## begin RECORDS SHOWN
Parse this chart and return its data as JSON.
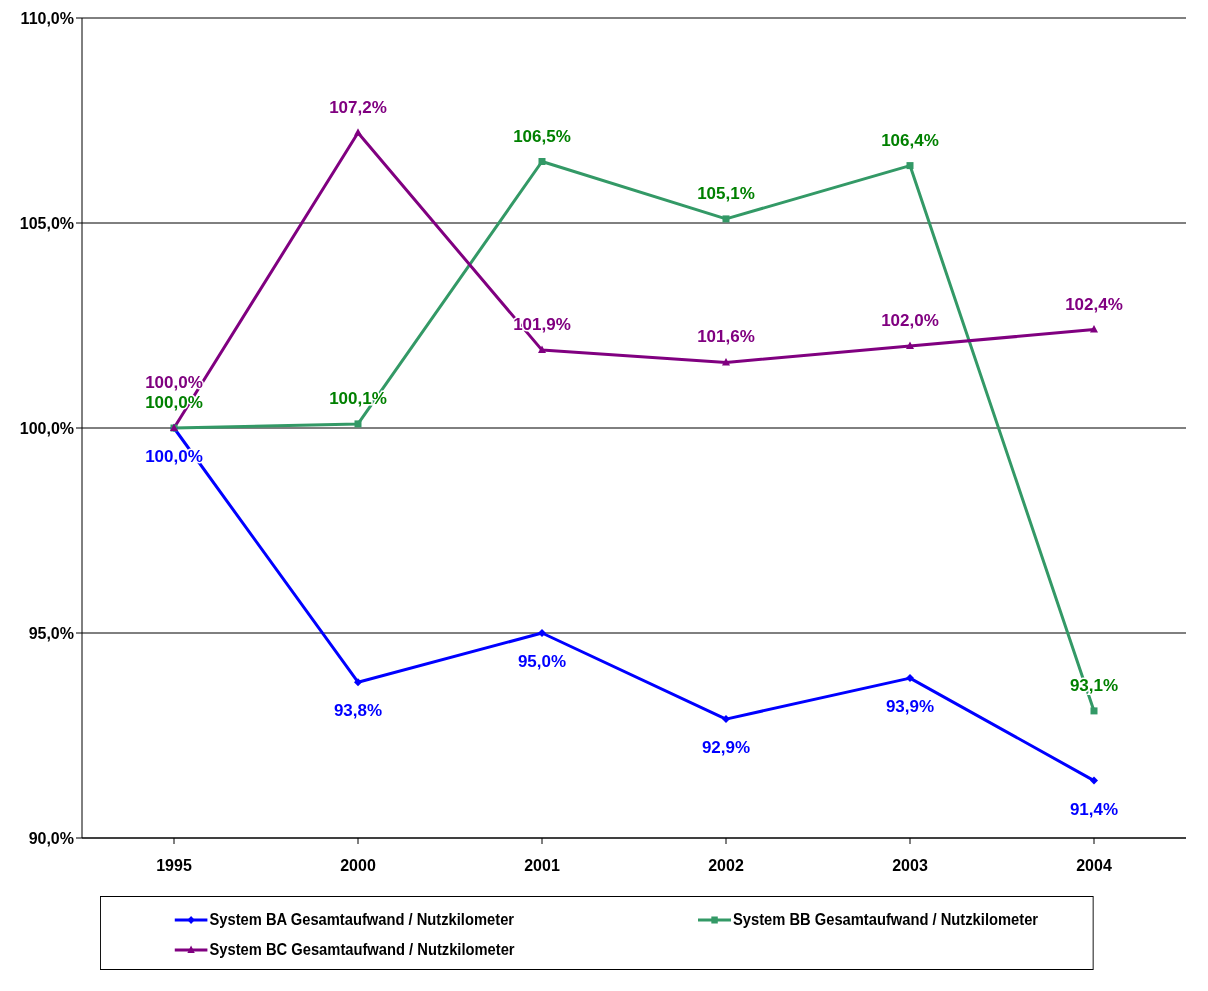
{
  "chart_data": {
    "type": "line",
    "categories": [
      "1995",
      "2000",
      "2001",
      "2002",
      "2003",
      "2004"
    ],
    "series": [
      {
        "name": "System BA  Gesamtaufwand / Nutzkilometer",
        "color": "#0000ff",
        "marker": "diamond",
        "values": [
          100.0,
          93.8,
          95.0,
          92.9,
          93.9,
          91.4
        ],
        "value_labels": [
          "100,0%",
          "93,8%",
          "95,0%",
          "92,9%",
          "93,9%",
          "91,4%"
        ]
      },
      {
        "name": "System BB  Gesamtaufwand / Nutzkilometer",
        "color": "#339966",
        "marker": "square",
        "values": [
          100.0,
          100.1,
          106.5,
          105.1,
          106.4,
          93.1
        ],
        "value_labels": [
          "100,0%",
          "100,1%",
          "106,5%",
          "105,1%",
          "106,4%",
          "93,1%"
        ]
      },
      {
        "name": "System BC  Gesamtaufwand / Nutzkilometer",
        "color": "#800080",
        "marker": "triangle",
        "values": [
          100.0,
          107.2,
          101.9,
          101.6,
          102.0,
          102.4
        ],
        "value_labels": [
          "100,0%",
          "107,2%",
          "101,9%",
          "101,6%",
          "102,0%",
          "102,4%"
        ]
      }
    ],
    "ylim": [
      90,
      110
    ],
    "yticks": [
      {
        "value": 90,
        "label": "90,0%"
      },
      {
        "value": 95,
        "label": "95,0%"
      },
      {
        "value": 100,
        "label": "100,0%"
      },
      {
        "value": 105,
        "label": "105,0%"
      },
      {
        "value": 110,
        "label": "110,0%"
      }
    ],
    "grid": "y",
    "legend": "bottom",
    "line_style": "solid"
  }
}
## end RECORDS SHOWN
Nothing in the entries above should change when they are printed again, except that the pictures are dropped.

Parse this chart and return its data as JSON.
{
  "chart_data": {
    "type": "line",
    "categories": [
      "1995",
      "2000",
      "2001",
      "2002",
      "2003",
      "2004"
    ],
    "series": [
      {
        "name": "System BA  Gesamtaufwand / Nutzkilometer",
        "color": "#0000ff",
        "marker": "diamond",
        "values": [
          100.0,
          93.8,
          95.0,
          92.9,
          93.9,
          91.4
        ],
        "value_labels": [
          "100,0%",
          "93,8%",
          "95,0%",
          "92,9%",
          "93,9%",
          "91,4%"
        ]
      },
      {
        "name": "System BB  Gesamtaufwand / Nutzkilometer",
        "color": "#339966",
        "marker": "square",
        "values": [
          100.0,
          100.1,
          106.5,
          105.1,
          106.4,
          93.1
        ],
        "value_labels": [
          "100,0%",
          "100,1%",
          "106,5%",
          "105,1%",
          "106,4%",
          "93,1%"
        ]
      },
      {
        "name": "System BC  Gesamtaufwand / Nutzkilometer",
        "color": "#800080",
        "marker": "triangle",
        "values": [
          100.0,
          107.2,
          101.9,
          101.6,
          102.0,
          102.4
        ],
        "value_labels": [
          "100,0%",
          "107,2%",
          "101,9%",
          "101,6%",
          "102,0%",
          "102,4%"
        ]
      }
    ],
    "ylim": [
      90,
      110
    ],
    "yticks": [
      {
        "value": 90,
        "label": "90,0%"
      },
      {
        "value": 95,
        "label": "95,0%"
      },
      {
        "value": 100,
        "label": "100,0%"
      },
      {
        "value": 105,
        "label": "105,0%"
      },
      {
        "value": 110,
        "label": "110,0%"
      }
    ],
    "grid": "y",
    "legend": "bottom",
    "line_style": "solid"
  }
}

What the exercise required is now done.